= EXERCISE DESCRIPTION =
In the listing below, identify each line with the word "根据上述定义" and return those lines.

Collected data entries

╔══

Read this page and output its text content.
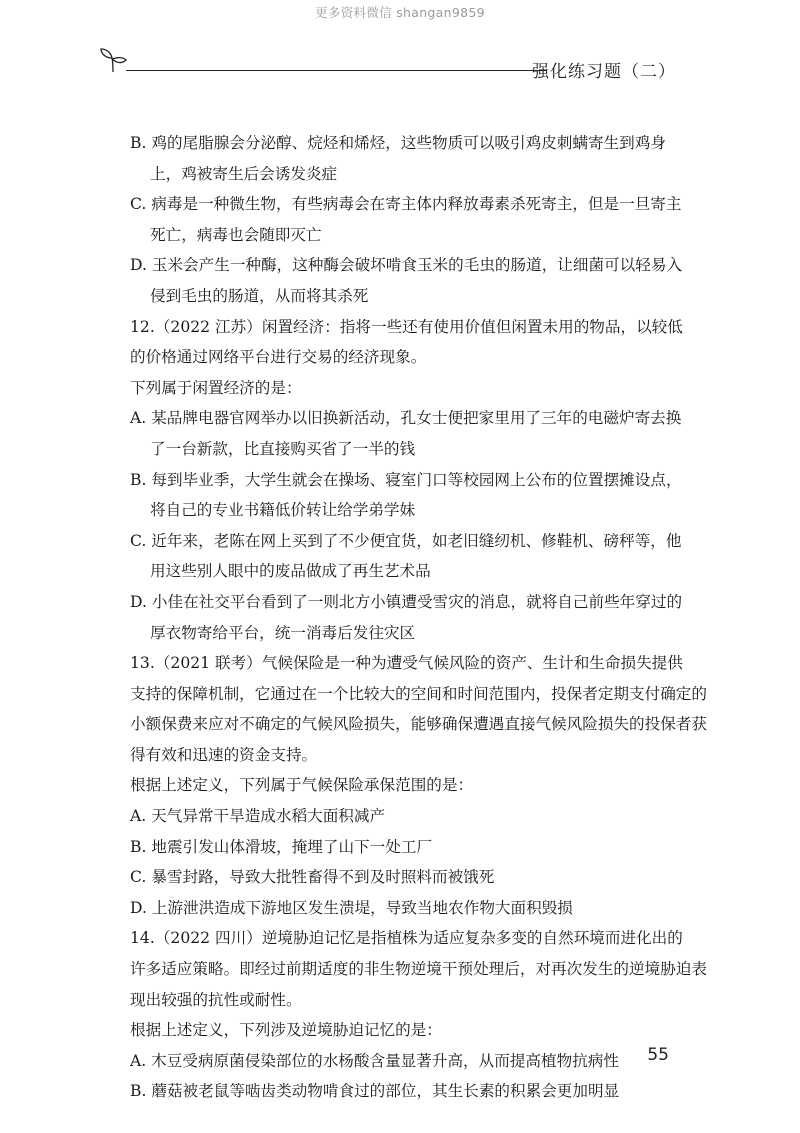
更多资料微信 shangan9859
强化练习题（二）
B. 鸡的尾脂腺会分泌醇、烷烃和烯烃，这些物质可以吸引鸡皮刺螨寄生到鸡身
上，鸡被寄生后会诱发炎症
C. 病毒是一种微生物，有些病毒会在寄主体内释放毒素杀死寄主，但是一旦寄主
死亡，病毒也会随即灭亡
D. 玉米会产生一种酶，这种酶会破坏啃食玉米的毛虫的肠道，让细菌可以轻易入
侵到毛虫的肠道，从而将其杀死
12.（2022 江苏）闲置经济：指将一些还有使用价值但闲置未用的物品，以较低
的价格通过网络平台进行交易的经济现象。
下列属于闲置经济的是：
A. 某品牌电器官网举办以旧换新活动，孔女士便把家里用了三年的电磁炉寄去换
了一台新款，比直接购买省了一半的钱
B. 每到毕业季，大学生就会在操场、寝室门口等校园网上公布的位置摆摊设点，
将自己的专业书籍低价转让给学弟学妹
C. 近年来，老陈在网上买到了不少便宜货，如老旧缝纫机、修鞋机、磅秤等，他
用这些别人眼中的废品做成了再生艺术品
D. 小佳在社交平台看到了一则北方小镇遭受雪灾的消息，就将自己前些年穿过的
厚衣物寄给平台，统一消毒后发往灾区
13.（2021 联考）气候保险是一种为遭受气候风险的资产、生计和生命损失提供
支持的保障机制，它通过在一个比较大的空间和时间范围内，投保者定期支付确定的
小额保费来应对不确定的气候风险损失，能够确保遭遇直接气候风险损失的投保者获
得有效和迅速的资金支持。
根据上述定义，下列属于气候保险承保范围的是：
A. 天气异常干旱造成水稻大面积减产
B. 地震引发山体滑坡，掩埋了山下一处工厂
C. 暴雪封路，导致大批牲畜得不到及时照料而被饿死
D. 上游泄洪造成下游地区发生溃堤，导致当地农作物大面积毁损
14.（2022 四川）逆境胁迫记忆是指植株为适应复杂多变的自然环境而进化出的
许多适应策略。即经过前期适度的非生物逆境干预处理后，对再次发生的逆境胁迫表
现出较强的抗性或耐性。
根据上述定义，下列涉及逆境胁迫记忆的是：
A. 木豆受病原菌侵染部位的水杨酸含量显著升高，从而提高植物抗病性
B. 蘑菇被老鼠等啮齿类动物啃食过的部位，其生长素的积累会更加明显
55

╚══

= FINAL RESULT =
根据上述定义，下列属于气候保险承保范围的是：
根据上述定义，下列涉及逆境胁迫记忆的是：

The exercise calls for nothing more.